:: LISTED RECORDS

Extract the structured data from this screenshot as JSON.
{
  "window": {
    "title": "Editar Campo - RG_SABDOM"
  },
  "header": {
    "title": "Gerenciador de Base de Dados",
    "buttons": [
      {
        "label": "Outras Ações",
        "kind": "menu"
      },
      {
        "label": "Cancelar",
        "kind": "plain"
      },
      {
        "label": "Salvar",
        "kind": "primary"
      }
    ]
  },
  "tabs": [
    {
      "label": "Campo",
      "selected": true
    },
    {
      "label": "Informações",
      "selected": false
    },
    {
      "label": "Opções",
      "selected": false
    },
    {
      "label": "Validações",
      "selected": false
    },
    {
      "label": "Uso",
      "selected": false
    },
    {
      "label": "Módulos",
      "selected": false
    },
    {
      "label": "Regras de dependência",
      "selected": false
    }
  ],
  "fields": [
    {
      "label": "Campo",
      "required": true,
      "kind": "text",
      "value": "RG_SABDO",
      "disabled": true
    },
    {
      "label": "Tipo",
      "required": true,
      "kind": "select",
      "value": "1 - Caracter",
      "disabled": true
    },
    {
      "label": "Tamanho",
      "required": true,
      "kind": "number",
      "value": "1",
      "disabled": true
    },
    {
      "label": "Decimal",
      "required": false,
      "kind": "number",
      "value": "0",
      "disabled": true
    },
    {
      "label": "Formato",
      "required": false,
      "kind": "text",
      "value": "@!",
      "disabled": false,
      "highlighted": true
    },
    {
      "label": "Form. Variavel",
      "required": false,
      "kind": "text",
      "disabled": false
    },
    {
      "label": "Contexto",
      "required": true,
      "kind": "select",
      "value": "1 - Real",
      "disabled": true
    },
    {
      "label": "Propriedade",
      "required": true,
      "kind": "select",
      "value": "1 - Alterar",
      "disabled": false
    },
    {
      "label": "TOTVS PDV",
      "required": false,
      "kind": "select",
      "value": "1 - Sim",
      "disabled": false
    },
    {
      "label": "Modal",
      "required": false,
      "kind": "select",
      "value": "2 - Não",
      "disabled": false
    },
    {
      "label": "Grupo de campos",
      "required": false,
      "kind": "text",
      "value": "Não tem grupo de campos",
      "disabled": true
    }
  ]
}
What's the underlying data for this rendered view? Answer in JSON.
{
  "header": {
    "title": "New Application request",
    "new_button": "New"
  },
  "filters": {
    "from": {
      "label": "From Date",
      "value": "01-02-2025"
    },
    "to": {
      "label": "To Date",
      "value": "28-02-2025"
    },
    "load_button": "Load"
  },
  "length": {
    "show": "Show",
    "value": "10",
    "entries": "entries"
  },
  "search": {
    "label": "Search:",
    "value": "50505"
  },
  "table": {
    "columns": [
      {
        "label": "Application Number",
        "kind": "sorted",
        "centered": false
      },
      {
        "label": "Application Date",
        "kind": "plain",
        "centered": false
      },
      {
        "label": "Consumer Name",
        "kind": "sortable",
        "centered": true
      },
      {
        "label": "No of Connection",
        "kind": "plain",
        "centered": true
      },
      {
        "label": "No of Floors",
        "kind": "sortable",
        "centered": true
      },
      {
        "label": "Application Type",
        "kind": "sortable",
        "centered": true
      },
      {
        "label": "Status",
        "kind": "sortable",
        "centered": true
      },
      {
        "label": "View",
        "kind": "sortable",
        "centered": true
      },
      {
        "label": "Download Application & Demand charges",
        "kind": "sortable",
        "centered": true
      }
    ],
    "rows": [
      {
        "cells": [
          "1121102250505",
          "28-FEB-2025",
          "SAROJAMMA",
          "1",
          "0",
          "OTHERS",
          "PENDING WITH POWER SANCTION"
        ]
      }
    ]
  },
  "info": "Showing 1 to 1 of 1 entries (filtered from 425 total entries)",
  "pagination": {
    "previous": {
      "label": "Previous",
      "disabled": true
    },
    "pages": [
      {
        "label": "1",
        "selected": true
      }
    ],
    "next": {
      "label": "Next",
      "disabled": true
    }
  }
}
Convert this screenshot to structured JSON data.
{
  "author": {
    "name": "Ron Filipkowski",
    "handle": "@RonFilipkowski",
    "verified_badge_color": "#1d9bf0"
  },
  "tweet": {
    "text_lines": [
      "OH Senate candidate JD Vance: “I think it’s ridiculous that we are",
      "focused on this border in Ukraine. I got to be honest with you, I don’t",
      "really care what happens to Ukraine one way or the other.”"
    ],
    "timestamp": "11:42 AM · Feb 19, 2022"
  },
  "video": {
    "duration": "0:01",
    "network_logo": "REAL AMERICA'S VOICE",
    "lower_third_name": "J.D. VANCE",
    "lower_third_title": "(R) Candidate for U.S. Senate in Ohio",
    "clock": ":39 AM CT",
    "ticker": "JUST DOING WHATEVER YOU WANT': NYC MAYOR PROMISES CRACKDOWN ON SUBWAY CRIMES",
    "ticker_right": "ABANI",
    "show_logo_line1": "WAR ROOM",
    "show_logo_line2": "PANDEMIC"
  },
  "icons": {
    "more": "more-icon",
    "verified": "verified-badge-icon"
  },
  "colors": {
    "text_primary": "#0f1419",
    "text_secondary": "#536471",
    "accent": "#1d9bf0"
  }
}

::::

• [STATED TASK]
Every entry should be output exactly as written, please.

• [COMPLETE ANSWER]
Extract the structured data from this screenshot as JSON.
{
  "window": {
    "title": "Editar Campo - RG_SABDOM"
  },
  "header": {
    "title": "Gerenciador de Base de Dados",
    "buttons": [
      {
        "label": "Outras Ações",
        "kind": "menu"
      },
      {
        "label": "Cancelar",
        "kind": "plain"
      },
      {
        "label": "Salvar",
        "kind": "primary"
      }
    ]
  },
  "tabs": [
    {
      "label": "Campo",
      "selected": true
    },
    {
      "label": "Informações",
      "selected": false
    },
    {
      "label": "Opções",
      "selected": false
    },
    {
      "label": "Validações",
      "selected": false
    },
    {
      "label": "Uso",
      "selected": false
    },
    {
      "label": "Módulos",
      "selected": false
    },
    {
      "label": "Regras de dependência",
      "selected": false
    }
  ],
  "fields": [
    {
      "label": "Campo",
      "required": true,
      "kind": "text",
      "value": "RG_SABDO",
      "disabled": true
    },
    {
      "label": "Tipo",
      "required": true,
      "kind": "select",
      "value": "1 - Caracter",
      "disabled": true
    },
    {
      "label": "Tamanho",
      "required": true,
      "kind": "number",
      "value": "1",
      "disabled": true
    },
    {
      "label": "Decimal",
      "required": false,
      "kind": "number",
      "value": "0",
      "disabled": true
    },
    {
      "label": "Formato",
      "required": false,
      "kind": "text",
      "value": "@!",
      "disabled": false,
      "highlighted": true
    },
    {
      "label": "Form. Variavel",
      "required": false,
      "kind": "text",
      "disabled": false
    },
    {
      "label": "Contexto",
      "required": true,
      "kind": "select",
      "value": "1 - Real",
      "disabled": true
    },
    {
      "label": "Propriedade",
      "required": true,
      "kind": "select",
      "value": "1 - Alterar",
      "disabled": false
    },
    {
      "label": "TOTVS PDV",
      "required": false,
      "kind": "select",
      "value": "1 - Sim",
      "disabled": false
    },
    {
      "label": "Modal",
      "required": false,
      "kind": "select",
      "value": "2 - Não",
      "disabled": false
    },
    {
      "label": "Grupo de campos",
      "required": false,
      "kind": "text",
      "value": "Não tem grupo de campos",
      "disabled": true
    }
  ]
}
What's the underlying data for this rendered view? Answer in JSON.
{
  "header": {
    "title": "New Application request",
    "new_button": "New"
  },
  "filters": {
    "from": {
      "label": "From Date",
      "value": "01-02-2025"
    },
    "to": {
      "label": "To Date",
      "value": "28-02-2025"
    },
    "load_button": "Load"
  },
  "length": {
    "show": "Show",
    "value": "10",
    "entries": "entries"
  },
  "search": {
    "label": "Search:",
    "value": "50505"
  },
  "table": {
    "columns": [
      {
        "label": "Application Number",
        "kind": "sorted",
        "centered": false
      },
      {
        "label": "Application Date",
        "kind": "plain",
        "centered": false
      },
      {
        "label": "Consumer Name",
        "kind": "sortable",
        "centered": true
      },
      {
        "label": "No of Connection",
        "kind": "plain",
        "centered": true
      },
      {
        "label": "No of Floors",
        "kind": "sortable",
        "centered": true
      },
      {
        "label": "Application Type",
        "kind": "sortable",
        "centered": true
      },
      {
        "label": "Status",
        "kind": "sortable",
        "centered": true
      },
      {
        "label": "View",
        "kind": "sortable",
        "centered": true
      },
      {
        "label": "Download Application & Demand charges",
        "kind": "sortable",
        "centered": true
      }
    ],
    "rows": [
      {
        "cells": [
          "1121102250505",
          "28-FEB-2025",
          "SAROJAMMA",
          "1",
          "0",
          "OTHERS",
          "PENDING WITH POWER SANCTION"
        ]
      }
    ]
  },
  "info": "Showing 1 to 1 of 1 entries (filtered from 425 total entries)",
  "pagination": {
    "previous": {
      "label": "Previous",
      "disabled": true
    },
    "pages": [
      {
        "label": "1",
        "selected": true
      }
    ],
    "next": {
      "label": "Next",
      "disabled": true
    }
  }
}
Convert this screenshot to structured JSON data.
{
  "author": {
    "name": "Ron Filipkowski",
    "handle": "@RonFilipkowski",
    "verified_badge_color": "#1d9bf0"
  },
  "tweet": {
    "text_lines": [
      "OH Senate candidate JD Vance: “I think it’s ridiculous that we are",
      "focused on this border in Ukraine. I got to be honest with you, I don’t",
      "really care what happens to Ukraine one way or the other.”"
    ],
    "timestamp": "11:42 AM · Feb 19, 2022"
  },
  "video": {
    "duration": "0:01",
    "network_logo": "REAL AMERICA'S VOICE",
    "lower_third_name": "J.D. VANCE",
    "lower_third_title": "(R) Candidate for U.S. Senate in Ohio",
    "clock": ":39 AM CT",
    "ticker": "JUST DOING WHATEVER YOU WANT': NYC MAYOR PROMISES CRACKDOWN ON SUBWAY CRIMES",
    "ticker_right": "ABANI",
    "show_logo_line1": "WAR ROOM",
    "show_logo_line2": "PANDEMIC"
  },
  "icons": {
    "more": "more-icon",
    "verified": "verified-badge-icon"
  },
  "colors": {
    "text_primary": "#0f1419",
    "text_secondary": "#536471",
    "accent": "#1d9bf0"
  }
}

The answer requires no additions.